──────── HALAMAN

Obama memang orator ulung. Pidatonya di Balairung UI pada kunjungan ke Jakarta bulan November lalu mampu memukau ribuan hadirin. Mereka yang terdiri dari para mahasiswa, dosen, tokoh masyarakat sampai mantan presiden Habibie, terlihat sangat senang mendengar pidato Obama yang disampaikan dengan gaya rileks. Berulang tepukan membahana, kadang ditimpali teriakan riuh, menyambut ungkapan-ungkapan manis yang berbau romantik, yang meluncur lancar dari mulut Obama, terutama ketika ia menyinggung Indonesia. “Pulang kampung, nih,” celoteh Obama di awal pidatonya. Ia juga dengan fasih menirukan panggilan tukang sate dan bakso. “Sate…., Bakso….,” teriaknya. “Enak….,” tambahnya. Kontan aksi Obama ini, lagi mengundang aplaus dari hadirin.

────────────────
──────── DAFTAR DATA

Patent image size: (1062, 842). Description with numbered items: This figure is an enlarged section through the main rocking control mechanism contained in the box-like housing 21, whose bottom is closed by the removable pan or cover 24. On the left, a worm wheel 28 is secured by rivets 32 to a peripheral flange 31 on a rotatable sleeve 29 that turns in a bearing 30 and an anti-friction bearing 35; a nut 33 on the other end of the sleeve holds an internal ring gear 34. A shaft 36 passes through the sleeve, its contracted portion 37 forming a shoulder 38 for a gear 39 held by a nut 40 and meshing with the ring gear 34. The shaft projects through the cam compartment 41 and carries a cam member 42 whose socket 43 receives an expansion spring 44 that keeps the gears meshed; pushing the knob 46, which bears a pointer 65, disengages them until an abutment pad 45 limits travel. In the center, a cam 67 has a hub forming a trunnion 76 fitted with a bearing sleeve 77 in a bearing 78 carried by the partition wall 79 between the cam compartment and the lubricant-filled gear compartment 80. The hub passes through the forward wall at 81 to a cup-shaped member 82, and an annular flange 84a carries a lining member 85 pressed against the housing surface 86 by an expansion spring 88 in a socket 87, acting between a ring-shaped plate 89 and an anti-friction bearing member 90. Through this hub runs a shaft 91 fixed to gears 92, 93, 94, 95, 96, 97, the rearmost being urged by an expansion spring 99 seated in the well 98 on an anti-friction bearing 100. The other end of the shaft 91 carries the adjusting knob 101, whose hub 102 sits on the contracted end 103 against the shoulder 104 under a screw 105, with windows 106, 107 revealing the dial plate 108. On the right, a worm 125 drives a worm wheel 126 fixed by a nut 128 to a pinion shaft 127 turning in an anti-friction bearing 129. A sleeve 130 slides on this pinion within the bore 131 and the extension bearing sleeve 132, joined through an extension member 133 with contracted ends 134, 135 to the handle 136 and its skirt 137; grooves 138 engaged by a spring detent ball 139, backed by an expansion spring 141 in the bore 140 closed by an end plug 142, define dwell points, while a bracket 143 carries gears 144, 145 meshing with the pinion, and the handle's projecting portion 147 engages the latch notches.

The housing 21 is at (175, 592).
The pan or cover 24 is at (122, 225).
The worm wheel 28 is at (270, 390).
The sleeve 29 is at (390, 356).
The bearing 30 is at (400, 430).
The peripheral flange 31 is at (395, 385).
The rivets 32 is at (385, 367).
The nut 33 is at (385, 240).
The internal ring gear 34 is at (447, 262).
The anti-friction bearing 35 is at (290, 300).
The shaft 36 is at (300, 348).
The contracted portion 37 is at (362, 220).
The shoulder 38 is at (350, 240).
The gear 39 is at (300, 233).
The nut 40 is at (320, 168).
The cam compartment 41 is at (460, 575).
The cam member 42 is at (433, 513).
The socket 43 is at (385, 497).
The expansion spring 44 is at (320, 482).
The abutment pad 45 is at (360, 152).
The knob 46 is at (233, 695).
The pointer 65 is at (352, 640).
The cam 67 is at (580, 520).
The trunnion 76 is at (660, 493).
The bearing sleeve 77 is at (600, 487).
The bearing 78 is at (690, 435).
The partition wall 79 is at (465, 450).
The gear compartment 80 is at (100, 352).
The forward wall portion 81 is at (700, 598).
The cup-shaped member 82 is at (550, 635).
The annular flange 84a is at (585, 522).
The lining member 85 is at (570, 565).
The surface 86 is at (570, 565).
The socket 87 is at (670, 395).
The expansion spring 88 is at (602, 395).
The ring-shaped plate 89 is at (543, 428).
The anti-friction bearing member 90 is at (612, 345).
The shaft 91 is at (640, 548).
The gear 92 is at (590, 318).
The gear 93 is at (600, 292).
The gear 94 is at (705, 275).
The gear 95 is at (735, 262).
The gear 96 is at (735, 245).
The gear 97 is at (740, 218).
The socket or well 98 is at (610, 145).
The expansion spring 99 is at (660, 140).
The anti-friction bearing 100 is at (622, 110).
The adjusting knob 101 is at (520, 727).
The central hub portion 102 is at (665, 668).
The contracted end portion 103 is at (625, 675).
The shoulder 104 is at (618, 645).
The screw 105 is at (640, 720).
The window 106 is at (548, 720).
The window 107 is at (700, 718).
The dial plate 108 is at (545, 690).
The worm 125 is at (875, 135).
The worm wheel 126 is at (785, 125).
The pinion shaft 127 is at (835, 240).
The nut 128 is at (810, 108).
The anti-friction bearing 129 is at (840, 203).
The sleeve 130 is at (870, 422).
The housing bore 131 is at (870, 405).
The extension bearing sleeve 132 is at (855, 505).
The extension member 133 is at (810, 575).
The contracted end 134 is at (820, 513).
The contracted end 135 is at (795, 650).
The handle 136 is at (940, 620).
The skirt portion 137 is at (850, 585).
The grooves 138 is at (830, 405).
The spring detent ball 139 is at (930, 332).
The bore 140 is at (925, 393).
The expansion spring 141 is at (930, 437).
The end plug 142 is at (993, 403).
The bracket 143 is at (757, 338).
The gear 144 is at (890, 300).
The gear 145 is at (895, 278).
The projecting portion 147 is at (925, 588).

────────────────

PETUNJUK PENGERJAAN
**a.** Menurut teks tentang pidato Obama, di mana Obama menyampaikan pidatonya saat berkunjung ke Jakarta?
**b.** Lanjutkan teks tentang pidato Obama mulai dari sesudah kalimat terakhirnya.
Baris-baris tersebut merupakan bahan tersendiri yang terpisah dari teks tentang pidato Obama.

HASIL AKHIR
**a.** Di Balairung UI.

**b.**
Tentu Obama tidak hanya berbicara tentang hal-hal remeh-temeh dari masa lalunya yang singkat di Indonesia. Sebagai presiden dari sebuah negara adidaya, Obama sekali lagi menegaskan sejumlah pandangan dan pendiriannya. Di antaranya, ia menyatakan dukungan terhadap Indonesia yang tengah membangun dan mengembangkan demokrasi, dan berjanji akan membantu Indonesia dalam memerangi korupsi dan terorisme. Dalam memerangi terorisme, ia mengingatkan bahwa AS tidaklah menyerang Islam, tetapi kelompok teroris al-Qaida. Ia juga menyatakan sekali lagi kesungguhannya membangun hubungan yang lebih baik dengan Dunia Islam. Ia juga berjanji akan terus mendorong tercapainya perdamaian di Timur Tengah dengan mendorong terwujudnya solusi dua negara (two-state solution).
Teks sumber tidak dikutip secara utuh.